▶ RECORDS TO USE
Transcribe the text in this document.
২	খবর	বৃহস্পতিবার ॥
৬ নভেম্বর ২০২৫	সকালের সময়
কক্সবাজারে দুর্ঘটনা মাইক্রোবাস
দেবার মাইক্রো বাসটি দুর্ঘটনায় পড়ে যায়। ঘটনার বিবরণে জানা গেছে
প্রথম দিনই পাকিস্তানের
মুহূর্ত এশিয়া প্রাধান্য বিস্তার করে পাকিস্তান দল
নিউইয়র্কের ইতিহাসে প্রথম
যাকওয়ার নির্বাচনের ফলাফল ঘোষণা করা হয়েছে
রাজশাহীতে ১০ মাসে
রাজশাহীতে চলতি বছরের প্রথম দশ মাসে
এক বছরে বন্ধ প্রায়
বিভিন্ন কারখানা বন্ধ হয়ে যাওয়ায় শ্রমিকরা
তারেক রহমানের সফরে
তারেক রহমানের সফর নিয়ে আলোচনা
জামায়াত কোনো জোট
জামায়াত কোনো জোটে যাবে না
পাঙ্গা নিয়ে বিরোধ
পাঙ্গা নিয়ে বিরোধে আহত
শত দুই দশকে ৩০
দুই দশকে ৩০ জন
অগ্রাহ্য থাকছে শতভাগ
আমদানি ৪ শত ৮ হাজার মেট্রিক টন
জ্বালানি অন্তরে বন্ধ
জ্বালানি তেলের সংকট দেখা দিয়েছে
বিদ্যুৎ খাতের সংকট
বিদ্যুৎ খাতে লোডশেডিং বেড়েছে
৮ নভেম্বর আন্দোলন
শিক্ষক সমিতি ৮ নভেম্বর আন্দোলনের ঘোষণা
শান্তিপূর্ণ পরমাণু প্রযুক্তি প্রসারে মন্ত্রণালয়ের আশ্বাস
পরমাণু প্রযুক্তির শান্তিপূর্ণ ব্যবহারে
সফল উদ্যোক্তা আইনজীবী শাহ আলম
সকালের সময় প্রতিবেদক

▶ WRITTEN PROBLEM
Reproduce the complete data exactly as presented above.

▶ EXERCISE SOLUTION
Transcribe the text in this document.
২	খবর	বৃহস্পতিবার ॥
৬ নভেম্বর ২০২৫	সকালের সময়
কক্সবাজারে দুর্ঘটনা মাইক্রোবাস
দেবার মাইক্রো বাসটি দুর্ঘটনায় পড়ে যায়। ঘটনার বিবরণে জানা গেছে
প্রথম দিনই পাকিস্তানের
মুহূর্ত এশিয়া প্রাধান্য বিস্তার করে পাকিস্তান দল
নিউইয়র্কের ইতিহাসে প্রথম
যাকওয়ার নির্বাচনের ফলাফল ঘোষণা করা হয়েছে
রাজশাহীতে ১০ মাসে
রাজশাহীতে চলতি বছরের প্রথম দশ মাসে
এক বছরে বন্ধ প্রায়
বিভিন্ন কারখানা বন্ধ হয়ে যাওয়ায় শ্রমিকরা
তারেক রহমানের সফরে
তারেক রহমানের সফর নিয়ে আলোচনা
জামায়াত কোনো জোট
জামায়াত কোনো জোটে যাবে না
পাঙ্গা নিয়ে বিরোধ
পাঙ্গা নিয়ে বিরোধে আহত
শত দুই দশকে ৩০
দুই দশকে ৩০ জন
অগ্রাহ্য থাকছে শতভাগ
আমদানি ৪ শত ৮ হাজার মেট্রিক টন
জ্বালানি অন্তরে বন্ধ
জ্বালানি তেলের সংকট দেখা দিয়েছে
বিদ্যুৎ খাতের সংকট
বিদ্যুৎ খাতে লোডশেডিং বেড়েছে
৮ নভেম্বর আন্দোলন
শিক্ষক সমিতি ৮ নভেম্বর আন্দোলনের ঘোষণা
শান্তিপূর্ণ পরমাণু প্রযুক্তি প্রসারে মন্ত্রণালয়ের আশ্বাস
পরমাণু প্রযুক্তির শান্তিপূর্ণ ব্যবহারে
সফল উদ্যোক্তা আইনজীবী শাহ আলম
সকালের সময় প্রতিবেদক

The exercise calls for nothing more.